Data records:
[Begin]

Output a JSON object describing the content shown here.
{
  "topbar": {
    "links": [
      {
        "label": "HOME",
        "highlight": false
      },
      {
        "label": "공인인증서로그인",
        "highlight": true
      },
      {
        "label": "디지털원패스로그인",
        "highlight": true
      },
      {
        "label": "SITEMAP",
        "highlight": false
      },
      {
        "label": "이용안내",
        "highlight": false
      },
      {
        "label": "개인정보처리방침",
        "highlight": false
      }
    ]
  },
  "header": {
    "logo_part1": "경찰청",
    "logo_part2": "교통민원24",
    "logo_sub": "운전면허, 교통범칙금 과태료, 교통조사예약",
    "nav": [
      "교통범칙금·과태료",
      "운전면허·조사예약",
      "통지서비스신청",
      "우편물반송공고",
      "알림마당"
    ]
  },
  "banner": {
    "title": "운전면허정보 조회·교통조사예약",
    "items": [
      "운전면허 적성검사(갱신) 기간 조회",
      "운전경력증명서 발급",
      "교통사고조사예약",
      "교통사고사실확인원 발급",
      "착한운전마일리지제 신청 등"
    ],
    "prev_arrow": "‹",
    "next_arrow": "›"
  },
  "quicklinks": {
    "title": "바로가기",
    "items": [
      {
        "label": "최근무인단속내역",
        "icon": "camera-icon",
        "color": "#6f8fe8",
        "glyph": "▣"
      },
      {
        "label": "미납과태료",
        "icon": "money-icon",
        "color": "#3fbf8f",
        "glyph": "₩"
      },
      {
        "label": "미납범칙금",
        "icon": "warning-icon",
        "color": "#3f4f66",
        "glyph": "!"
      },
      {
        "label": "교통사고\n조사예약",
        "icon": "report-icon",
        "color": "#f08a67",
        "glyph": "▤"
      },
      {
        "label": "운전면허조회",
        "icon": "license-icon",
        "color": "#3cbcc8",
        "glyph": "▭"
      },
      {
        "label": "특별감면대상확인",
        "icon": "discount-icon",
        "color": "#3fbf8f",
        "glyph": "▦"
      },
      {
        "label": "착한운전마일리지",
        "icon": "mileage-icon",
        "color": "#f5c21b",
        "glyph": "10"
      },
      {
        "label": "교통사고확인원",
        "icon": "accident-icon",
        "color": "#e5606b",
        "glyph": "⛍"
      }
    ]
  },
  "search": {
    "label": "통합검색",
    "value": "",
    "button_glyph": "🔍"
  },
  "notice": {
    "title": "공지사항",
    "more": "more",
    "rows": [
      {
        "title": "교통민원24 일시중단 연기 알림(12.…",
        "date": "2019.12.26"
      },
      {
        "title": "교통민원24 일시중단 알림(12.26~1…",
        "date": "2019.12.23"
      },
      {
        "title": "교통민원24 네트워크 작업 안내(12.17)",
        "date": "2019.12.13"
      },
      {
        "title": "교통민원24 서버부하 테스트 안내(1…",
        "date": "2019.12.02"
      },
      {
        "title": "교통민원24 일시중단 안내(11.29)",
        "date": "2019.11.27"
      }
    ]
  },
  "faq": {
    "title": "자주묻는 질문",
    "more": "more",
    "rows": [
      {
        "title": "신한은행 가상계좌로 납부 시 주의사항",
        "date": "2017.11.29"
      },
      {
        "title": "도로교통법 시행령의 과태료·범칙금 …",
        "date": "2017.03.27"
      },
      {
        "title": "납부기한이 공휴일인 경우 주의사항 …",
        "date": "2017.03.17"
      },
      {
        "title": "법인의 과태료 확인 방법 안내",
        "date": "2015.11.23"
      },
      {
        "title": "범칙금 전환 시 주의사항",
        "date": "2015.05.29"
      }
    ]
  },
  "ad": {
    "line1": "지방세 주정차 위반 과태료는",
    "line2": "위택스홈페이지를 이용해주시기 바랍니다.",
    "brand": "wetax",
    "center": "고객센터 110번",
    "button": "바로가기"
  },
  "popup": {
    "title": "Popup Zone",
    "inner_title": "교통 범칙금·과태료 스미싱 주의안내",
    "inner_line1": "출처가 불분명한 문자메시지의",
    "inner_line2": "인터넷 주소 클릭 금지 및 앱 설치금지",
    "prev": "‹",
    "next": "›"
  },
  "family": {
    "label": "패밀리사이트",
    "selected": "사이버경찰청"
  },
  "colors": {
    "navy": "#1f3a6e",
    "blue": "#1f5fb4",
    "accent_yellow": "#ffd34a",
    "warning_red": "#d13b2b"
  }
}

[End]

Direction
Within the records above, how many lines include the word "date"? State the number by itself.

Correct result
10